→ What the task requires: Report each line of the data that has "given" somewhere in it.

→ Supplied information:
◇ ◇ ◇ ◇ ◇
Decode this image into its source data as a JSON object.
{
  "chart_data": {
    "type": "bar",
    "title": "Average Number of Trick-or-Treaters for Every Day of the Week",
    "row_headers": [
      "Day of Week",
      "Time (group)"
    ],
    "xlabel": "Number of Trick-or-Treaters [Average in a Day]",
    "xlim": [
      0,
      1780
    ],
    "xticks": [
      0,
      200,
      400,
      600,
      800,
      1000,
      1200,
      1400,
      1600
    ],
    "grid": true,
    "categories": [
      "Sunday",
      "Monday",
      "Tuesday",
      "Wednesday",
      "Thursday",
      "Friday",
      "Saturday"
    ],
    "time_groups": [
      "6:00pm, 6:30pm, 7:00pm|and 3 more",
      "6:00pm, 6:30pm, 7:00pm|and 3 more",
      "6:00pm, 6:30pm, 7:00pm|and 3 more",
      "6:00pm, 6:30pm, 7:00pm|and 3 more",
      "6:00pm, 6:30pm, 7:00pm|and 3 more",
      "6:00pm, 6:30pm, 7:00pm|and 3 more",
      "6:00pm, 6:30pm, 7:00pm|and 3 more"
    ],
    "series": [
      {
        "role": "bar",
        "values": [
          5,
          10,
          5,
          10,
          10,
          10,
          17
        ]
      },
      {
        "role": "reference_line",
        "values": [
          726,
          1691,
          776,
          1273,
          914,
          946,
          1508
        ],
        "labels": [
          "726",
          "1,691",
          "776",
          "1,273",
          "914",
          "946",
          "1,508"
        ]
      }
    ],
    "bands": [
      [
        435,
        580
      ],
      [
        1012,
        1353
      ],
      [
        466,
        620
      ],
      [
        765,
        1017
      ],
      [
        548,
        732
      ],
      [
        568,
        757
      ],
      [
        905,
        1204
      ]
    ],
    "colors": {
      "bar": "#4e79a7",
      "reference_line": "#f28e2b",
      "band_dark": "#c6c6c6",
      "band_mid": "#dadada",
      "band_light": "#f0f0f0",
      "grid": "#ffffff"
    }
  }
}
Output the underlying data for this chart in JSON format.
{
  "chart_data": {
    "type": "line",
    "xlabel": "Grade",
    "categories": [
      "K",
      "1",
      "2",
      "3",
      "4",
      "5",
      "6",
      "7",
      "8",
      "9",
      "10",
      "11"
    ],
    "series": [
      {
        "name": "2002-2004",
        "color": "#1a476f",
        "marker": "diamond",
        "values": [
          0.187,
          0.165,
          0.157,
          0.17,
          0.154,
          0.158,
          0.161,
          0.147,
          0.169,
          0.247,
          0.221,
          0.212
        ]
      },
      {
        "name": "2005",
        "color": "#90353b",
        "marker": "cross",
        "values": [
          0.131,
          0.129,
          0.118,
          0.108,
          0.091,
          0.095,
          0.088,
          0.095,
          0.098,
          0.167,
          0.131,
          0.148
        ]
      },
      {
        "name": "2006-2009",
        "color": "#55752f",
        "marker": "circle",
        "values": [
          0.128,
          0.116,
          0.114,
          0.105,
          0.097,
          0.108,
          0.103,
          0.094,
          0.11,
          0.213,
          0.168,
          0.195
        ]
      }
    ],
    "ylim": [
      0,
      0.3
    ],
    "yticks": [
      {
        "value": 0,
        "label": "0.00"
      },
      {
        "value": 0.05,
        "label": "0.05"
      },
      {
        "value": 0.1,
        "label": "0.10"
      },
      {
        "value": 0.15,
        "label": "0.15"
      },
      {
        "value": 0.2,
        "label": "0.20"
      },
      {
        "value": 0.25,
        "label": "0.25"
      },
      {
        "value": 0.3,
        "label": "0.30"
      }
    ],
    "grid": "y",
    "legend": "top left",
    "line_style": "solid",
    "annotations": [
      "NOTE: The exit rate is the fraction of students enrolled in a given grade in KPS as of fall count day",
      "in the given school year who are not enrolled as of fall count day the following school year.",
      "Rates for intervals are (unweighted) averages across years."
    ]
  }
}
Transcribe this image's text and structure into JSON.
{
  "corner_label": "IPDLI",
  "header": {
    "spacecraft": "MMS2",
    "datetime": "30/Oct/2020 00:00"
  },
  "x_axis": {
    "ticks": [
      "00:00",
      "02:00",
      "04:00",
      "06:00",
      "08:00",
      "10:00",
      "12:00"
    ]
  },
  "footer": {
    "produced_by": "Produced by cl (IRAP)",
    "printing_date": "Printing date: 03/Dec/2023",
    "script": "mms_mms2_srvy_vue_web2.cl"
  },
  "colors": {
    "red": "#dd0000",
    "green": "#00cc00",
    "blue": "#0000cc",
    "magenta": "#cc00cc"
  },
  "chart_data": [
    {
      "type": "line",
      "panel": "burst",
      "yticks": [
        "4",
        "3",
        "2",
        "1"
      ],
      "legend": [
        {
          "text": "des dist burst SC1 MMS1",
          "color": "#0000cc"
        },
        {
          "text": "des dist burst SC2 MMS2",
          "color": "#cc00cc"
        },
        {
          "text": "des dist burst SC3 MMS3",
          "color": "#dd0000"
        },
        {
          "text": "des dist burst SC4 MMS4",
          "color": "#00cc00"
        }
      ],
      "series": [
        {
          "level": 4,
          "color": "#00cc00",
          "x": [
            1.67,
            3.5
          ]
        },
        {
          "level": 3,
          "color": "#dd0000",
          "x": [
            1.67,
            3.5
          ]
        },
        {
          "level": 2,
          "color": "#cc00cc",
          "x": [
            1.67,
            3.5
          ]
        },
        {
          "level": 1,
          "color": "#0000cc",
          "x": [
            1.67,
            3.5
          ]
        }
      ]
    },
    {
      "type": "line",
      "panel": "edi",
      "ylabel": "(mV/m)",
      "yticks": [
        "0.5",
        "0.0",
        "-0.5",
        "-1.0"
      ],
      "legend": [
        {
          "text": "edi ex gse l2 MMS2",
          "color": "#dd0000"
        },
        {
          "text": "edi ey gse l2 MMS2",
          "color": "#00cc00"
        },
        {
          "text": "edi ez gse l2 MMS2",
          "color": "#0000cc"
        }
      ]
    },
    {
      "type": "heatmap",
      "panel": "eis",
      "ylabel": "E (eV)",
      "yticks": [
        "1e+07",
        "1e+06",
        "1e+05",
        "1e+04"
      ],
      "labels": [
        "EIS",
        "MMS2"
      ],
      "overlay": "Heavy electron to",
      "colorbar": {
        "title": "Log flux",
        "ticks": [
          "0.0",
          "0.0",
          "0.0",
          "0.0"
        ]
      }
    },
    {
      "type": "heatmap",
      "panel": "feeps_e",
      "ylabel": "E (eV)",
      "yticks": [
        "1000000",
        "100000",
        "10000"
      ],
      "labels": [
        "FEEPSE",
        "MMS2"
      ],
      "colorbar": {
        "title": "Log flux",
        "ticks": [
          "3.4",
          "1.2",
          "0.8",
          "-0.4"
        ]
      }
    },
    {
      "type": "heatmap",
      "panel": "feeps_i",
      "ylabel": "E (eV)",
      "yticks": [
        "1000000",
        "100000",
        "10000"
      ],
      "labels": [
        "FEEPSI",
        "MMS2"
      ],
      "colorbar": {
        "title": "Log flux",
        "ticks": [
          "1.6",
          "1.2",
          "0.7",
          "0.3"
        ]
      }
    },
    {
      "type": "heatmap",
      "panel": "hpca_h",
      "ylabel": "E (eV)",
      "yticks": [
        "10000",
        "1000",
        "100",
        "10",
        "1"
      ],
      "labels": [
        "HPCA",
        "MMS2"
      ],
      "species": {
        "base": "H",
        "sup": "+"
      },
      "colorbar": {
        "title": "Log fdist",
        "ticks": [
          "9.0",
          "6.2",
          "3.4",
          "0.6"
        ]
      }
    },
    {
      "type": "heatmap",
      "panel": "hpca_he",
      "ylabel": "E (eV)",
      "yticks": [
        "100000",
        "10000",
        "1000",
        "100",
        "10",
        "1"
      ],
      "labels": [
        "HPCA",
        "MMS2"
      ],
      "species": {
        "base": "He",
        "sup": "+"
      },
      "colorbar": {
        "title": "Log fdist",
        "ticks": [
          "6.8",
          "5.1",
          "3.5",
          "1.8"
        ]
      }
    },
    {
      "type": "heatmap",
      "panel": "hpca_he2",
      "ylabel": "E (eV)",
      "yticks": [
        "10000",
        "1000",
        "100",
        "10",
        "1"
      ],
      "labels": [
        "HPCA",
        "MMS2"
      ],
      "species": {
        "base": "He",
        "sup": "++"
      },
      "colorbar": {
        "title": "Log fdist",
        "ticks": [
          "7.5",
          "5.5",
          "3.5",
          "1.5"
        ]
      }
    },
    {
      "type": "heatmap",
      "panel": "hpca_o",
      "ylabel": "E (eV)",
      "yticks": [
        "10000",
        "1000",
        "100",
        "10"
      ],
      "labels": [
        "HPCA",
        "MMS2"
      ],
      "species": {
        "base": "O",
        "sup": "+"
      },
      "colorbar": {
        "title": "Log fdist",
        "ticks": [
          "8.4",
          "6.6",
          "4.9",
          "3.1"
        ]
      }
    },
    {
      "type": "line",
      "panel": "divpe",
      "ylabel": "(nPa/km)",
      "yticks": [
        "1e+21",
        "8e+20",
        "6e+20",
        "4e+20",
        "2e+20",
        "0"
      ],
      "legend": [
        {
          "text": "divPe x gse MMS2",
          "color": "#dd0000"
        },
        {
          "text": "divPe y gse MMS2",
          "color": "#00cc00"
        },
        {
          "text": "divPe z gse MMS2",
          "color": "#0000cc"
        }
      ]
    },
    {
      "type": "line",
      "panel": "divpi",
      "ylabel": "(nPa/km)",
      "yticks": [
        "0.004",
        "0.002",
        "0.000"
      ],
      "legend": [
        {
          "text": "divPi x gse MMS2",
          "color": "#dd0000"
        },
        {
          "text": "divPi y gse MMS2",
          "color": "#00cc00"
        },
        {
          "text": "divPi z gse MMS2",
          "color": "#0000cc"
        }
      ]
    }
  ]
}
◇ ◇ ◇ ◇ ◇
→ Exercise answer:
      "NOTE: The exit rate is the fraction of students enrolled in a given grade in KPS as of fall count day",
      "in the given school year who are not enrolled as of fall count day the following school year.",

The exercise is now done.